Goal: Repeat the material verbatim. Images are excluded from the copy.

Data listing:
***
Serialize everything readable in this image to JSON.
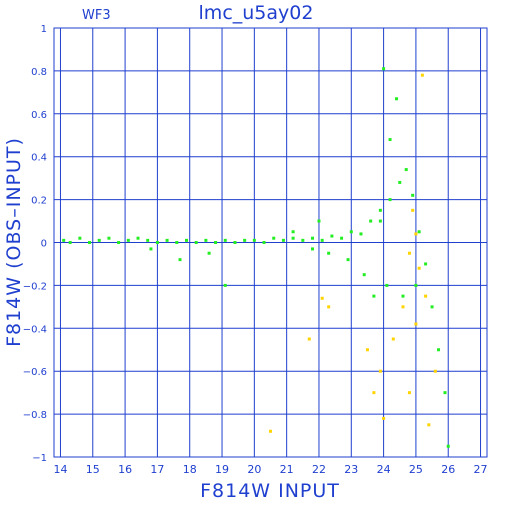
{
  "chart_data": {
    "type": "scatter",
    "title": "lmc_u5ay02",
    "panel_label": "WF3",
    "xlabel": "F814W  INPUT",
    "ylabel": "F814W  (OBS–INPUT)",
    "xlim": [
      13.8,
      27.2
    ],
    "ylim": [
      -1,
      1
    ],
    "x_ticks": [
      14,
      15,
      16,
      17,
      18,
      19,
      20,
      21,
      22,
      23,
      24,
      25,
      26,
      27
    ],
    "y_ticks": [
      1,
      0.8,
      0.6,
      0.4,
      0.2,
      0,
      -0.2,
      -0.4,
      -0.6,
      -0.8,
      -1
    ],
    "y_tick_labels": [
      "1",
      "0.8",
      "0.6",
      "0.4",
      "0.2",
      "0",
      "−0.2",
      "−0.4",
      "−0.6",
      "−0.8",
      "−1"
    ],
    "grid": true,
    "series": [
      {
        "color": "#22ee22",
        "points": [
          [
            14.1,
            0.01
          ],
          [
            14.3,
            0.0
          ],
          [
            14.6,
            0.02
          ],
          [
            14.9,
            0.0
          ],
          [
            15.2,
            0.01
          ],
          [
            15.5,
            0.02
          ],
          [
            15.8,
            0.0
          ],
          [
            16.1,
            0.01
          ],
          [
            16.4,
            0.02
          ],
          [
            16.7,
            0.01
          ],
          [
            17.0,
            0.0
          ],
          [
            17.3,
            0.01
          ],
          [
            17.6,
            0.0
          ],
          [
            17.9,
            0.01
          ],
          [
            18.2,
            0.0
          ],
          [
            18.5,
            0.01
          ],
          [
            18.8,
            0.0
          ],
          [
            19.1,
            0.01
          ],
          [
            19.4,
            0.0
          ],
          [
            19.7,
            0.01
          ],
          [
            20.0,
            0.01
          ],
          [
            20.3,
            0.0
          ],
          [
            20.6,
            0.02
          ],
          [
            20.9,
            0.01
          ],
          [
            21.2,
            0.02
          ],
          [
            21.5,
            0.01
          ],
          [
            21.8,
            0.02
          ],
          [
            22.1,
            0.01
          ],
          [
            22.4,
            0.03
          ],
          [
            22.7,
            0.02
          ],
          [
            23.0,
            0.05
          ],
          [
            23.3,
            0.04
          ],
          [
            23.6,
            0.1
          ],
          [
            23.9,
            0.15
          ],
          [
            24.2,
            0.2
          ],
          [
            24.5,
            0.28
          ],
          [
            24.7,
            0.34
          ],
          [
            24.9,
            0.22
          ],
          [
            25.1,
            0.05
          ],
          [
            25.3,
            -0.1
          ],
          [
            25.5,
            -0.3
          ],
          [
            25.7,
            -0.5
          ],
          [
            25.9,
            -0.7
          ],
          [
            26.0,
            -0.95
          ],
          [
            24.0,
            0.81
          ],
          [
            24.4,
            0.67
          ],
          [
            24.2,
            0.48
          ],
          [
            23.9,
            0.1
          ],
          [
            23.4,
            -0.15
          ],
          [
            22.9,
            -0.08
          ],
          [
            22.3,
            -0.05
          ],
          [
            21.8,
            -0.03
          ],
          [
            25.0,
            -0.2
          ],
          [
            24.6,
            -0.25
          ],
          [
            24.1,
            -0.2
          ],
          [
            23.7,
            -0.25
          ],
          [
            19.1,
            -0.2
          ],
          [
            18.6,
            -0.05
          ],
          [
            16.8,
            -0.03
          ],
          [
            17.7,
            -0.08
          ],
          [
            22.0,
            0.1
          ],
          [
            21.2,
            0.05
          ]
        ]
      },
      {
        "color": "#ffd400",
        "points": [
          [
            25.2,
            0.78
          ],
          [
            24.9,
            0.15
          ],
          [
            25.0,
            0.04
          ],
          [
            24.8,
            -0.05
          ],
          [
            25.1,
            -0.12
          ],
          [
            25.3,
            -0.25
          ],
          [
            24.6,
            -0.3
          ],
          [
            24.3,
            -0.45
          ],
          [
            25.6,
            -0.6
          ],
          [
            23.7,
            -0.7
          ],
          [
            24.0,
            -0.82
          ],
          [
            22.1,
            -0.26
          ],
          [
            21.7,
            -0.45
          ],
          [
            22.3,
            -0.3
          ],
          [
            23.5,
            -0.5
          ],
          [
            24.8,
            -0.7
          ],
          [
            25.4,
            -0.85
          ],
          [
            20.5,
            -0.88
          ],
          [
            23.9,
            -0.6
          ],
          [
            25.0,
            -0.38
          ]
        ]
      }
    ]
  }
}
***
Exercise response:
Serialize everything readable in this image to JSON.
{
  "chart_data": {
    "type": "scatter",
    "title": "lmc_u5ay02",
    "panel_label": "WF3",
    "xlabel": "F814W  INPUT",
    "ylabel": "F814W  (OBS–INPUT)",
    "xlim": [
      13.8,
      27.2
    ],
    "ylim": [
      -1,
      1
    ],
    "x_ticks": [
      14,
      15,
      16,
      17,
      18,
      19,
      20,
      21,
      22,
      23,
      24,
      25,
      26,
      27
    ],
    "y_ticks": [
      1,
      0.8,
      0.6,
      0.4,
      0.2,
      0,
      -0.2,
      -0.4,
      -0.6,
      -0.8,
      -1
    ],
    "y_tick_labels": [
      "1",
      "0.8",
      "0.6",
      "0.4",
      "0.2",
      "0",
      "−0.2",
      "−0.4",
      "−0.6",
      "−0.8",
      "−1"
    ],
    "grid": true,
    "series": [
      {
        "color": "#22ee22",
        "points": [
          [
            14.1,
            0.01
          ],
          [
            14.3,
            0.0
          ],
          [
            14.6,
            0.02
          ],
          [
            14.9,
            0.0
          ],
          [
            15.2,
            0.01
          ],
          [
            15.5,
            0.02
          ],
          [
            15.8,
            0.0
          ],
          [
            16.1,
            0.01
          ],
          [
            16.4,
            0.02
          ],
          [
            16.7,
            0.01
          ],
          [
            17.0,
            0.0
          ],
          [
            17.3,
            0.01
          ],
          [
            17.6,
            0.0
          ],
          [
            17.9,
            0.01
          ],
          [
            18.2,
            0.0
          ],
          [
            18.5,
            0.01
          ],
          [
            18.8,
            0.0
          ],
          [
            19.1,
            0.01
          ],
          [
            19.4,
            0.0
          ],
          [
            19.7,
            0.01
          ],
          [
            20.0,
            0.01
          ],
          [
            20.3,
            0.0
          ],
          [
            20.6,
            0.02
          ],
          [
            20.9,
            0.01
          ],
          [
            21.2,
            0.02
          ],
          [
            21.5,
            0.01
          ],
          [
            21.8,
            0.02
          ],
          [
            22.1,
            0.01
          ],
          [
            22.4,
            0.03
          ],
          [
            22.7,
            0.02
          ],
          [
            23.0,
            0.05
          ],
          [
            23.3,
            0.04
          ],
          [
            23.6,
            0.1
          ],
          [
            23.9,
            0.15
          ],
          [
            24.2,
            0.2
          ],
          [
            24.5,
            0.28
          ],
          [
            24.7,
            0.34
          ],
          [
            24.9,
            0.22
          ],
          [
            25.1,
            0.05
          ],
          [
            25.3,
            -0.1
          ],
          [
            25.5,
            -0.3
          ],
          [
            25.7,
            -0.5
          ],
          [
            25.9,
            -0.7
          ],
          [
            26.0,
            -0.95
          ],
          [
            24.0,
            0.81
          ],
          [
            24.4,
            0.67
          ],
          [
            24.2,
            0.48
          ],
          [
            23.9,
            0.1
          ],
          [
            23.4,
            -0.15
          ],
          [
            22.9,
            -0.08
          ],
          [
            22.3,
            -0.05
          ],
          [
            21.8,
            -0.03
          ],
          [
            25.0,
            -0.2
          ],
          [
            24.6,
            -0.25
          ],
          [
            24.1,
            -0.2
          ],
          [
            23.7,
            -0.25
          ],
          [
            19.1,
            -0.2
          ],
          [
            18.6,
            -0.05
          ],
          [
            16.8,
            -0.03
          ],
          [
            17.7,
            -0.08
          ],
          [
            22.0,
            0.1
          ],
          [
            21.2,
            0.05
          ]
        ]
      },
      {
        "color": "#ffd400",
        "points": [
          [
            25.2,
            0.78
          ],
          [
            24.9,
            0.15
          ],
          [
            25.0,
            0.04
          ],
          [
            24.8,
            -0.05
          ],
          [
            25.1,
            -0.12
          ],
          [
            25.3,
            -0.25
          ],
          [
            24.6,
            -0.3
          ],
          [
            24.3,
            -0.45
          ],
          [
            25.6,
            -0.6
          ],
          [
            23.7,
            -0.7
          ],
          [
            24.0,
            -0.82
          ],
          [
            22.1,
            -0.26
          ],
          [
            21.7,
            -0.45
          ],
          [
            22.3,
            -0.3
          ],
          [
            23.5,
            -0.5
          ],
          [
            24.8,
            -0.7
          ],
          [
            25.4,
            -0.85
          ],
          [
            20.5,
            -0.88
          ],
          [
            23.9,
            -0.6
          ],
          [
            25.0,
            -0.38
          ]
        ]
      }
    ]
  }
}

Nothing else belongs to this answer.